WHAT TO PRODUCE.
Search the material for "cake" and copy each line in which it is found.

++++ EXERCISE MATERIALS

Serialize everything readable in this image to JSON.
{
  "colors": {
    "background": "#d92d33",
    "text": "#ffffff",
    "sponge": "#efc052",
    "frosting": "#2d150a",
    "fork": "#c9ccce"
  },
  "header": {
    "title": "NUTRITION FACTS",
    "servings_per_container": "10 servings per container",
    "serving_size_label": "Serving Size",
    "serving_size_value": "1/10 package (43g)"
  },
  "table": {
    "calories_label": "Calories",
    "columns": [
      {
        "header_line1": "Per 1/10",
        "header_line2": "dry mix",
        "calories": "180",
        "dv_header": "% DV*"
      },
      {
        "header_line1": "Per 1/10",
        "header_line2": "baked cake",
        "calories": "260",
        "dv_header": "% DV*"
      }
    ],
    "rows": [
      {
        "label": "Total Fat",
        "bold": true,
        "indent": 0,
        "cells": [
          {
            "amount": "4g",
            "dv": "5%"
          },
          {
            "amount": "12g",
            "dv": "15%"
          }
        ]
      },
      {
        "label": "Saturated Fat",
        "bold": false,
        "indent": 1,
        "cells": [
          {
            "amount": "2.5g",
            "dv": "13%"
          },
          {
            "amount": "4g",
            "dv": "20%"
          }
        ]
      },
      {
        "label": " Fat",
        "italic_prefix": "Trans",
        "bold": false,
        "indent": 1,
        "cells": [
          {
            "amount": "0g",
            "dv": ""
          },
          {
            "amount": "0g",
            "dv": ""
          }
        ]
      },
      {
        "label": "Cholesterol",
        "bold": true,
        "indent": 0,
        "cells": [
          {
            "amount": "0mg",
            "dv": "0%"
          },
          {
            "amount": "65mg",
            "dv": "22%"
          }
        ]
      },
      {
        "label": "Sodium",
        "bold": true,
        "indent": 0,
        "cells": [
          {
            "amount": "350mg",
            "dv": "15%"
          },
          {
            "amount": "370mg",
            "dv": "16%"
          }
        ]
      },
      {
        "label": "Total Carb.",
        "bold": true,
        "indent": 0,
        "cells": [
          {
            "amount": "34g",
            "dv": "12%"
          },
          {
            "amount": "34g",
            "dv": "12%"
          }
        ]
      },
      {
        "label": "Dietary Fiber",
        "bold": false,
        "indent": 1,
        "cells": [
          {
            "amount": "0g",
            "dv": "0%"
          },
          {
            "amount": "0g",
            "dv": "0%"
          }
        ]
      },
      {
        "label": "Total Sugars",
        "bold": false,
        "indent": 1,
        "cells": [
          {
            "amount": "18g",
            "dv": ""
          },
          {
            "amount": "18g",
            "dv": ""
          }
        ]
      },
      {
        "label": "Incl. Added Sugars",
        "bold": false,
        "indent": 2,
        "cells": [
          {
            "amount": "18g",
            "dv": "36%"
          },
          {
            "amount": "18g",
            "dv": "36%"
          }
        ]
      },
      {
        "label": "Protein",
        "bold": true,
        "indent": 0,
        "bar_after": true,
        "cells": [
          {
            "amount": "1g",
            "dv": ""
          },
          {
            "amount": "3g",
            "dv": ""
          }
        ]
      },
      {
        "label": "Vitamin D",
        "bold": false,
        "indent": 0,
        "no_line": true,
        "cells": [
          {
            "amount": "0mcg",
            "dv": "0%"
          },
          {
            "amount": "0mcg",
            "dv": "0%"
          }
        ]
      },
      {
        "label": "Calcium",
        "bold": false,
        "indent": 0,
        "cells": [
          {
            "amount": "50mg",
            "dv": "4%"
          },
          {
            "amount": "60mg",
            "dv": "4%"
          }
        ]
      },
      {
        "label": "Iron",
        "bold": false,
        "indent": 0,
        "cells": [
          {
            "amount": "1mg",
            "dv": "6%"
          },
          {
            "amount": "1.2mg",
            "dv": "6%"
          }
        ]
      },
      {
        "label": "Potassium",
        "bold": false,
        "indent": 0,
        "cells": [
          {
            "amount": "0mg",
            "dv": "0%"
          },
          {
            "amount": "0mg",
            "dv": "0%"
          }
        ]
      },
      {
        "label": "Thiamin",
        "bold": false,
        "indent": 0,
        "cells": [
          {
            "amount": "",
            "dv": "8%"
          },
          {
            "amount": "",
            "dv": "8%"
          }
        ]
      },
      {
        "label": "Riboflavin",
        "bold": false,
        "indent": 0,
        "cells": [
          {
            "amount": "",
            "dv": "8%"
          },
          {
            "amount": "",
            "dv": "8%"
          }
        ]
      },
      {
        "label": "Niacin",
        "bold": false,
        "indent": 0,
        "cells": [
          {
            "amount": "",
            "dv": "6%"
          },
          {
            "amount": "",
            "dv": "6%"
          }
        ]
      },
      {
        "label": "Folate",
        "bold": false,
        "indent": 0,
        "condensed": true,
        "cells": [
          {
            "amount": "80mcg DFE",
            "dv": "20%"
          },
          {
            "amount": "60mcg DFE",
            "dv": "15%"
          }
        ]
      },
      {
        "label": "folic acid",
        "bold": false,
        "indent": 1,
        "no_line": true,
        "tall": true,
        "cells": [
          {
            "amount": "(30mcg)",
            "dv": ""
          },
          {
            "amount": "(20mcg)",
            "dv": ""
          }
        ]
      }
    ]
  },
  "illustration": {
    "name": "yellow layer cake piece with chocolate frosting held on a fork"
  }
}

++++++++

RESULT OF THIS EXERCISE.
        "header_line2": "baked cake",
    "name": "yellow layer cake piece with chocolate frosting held on a fork"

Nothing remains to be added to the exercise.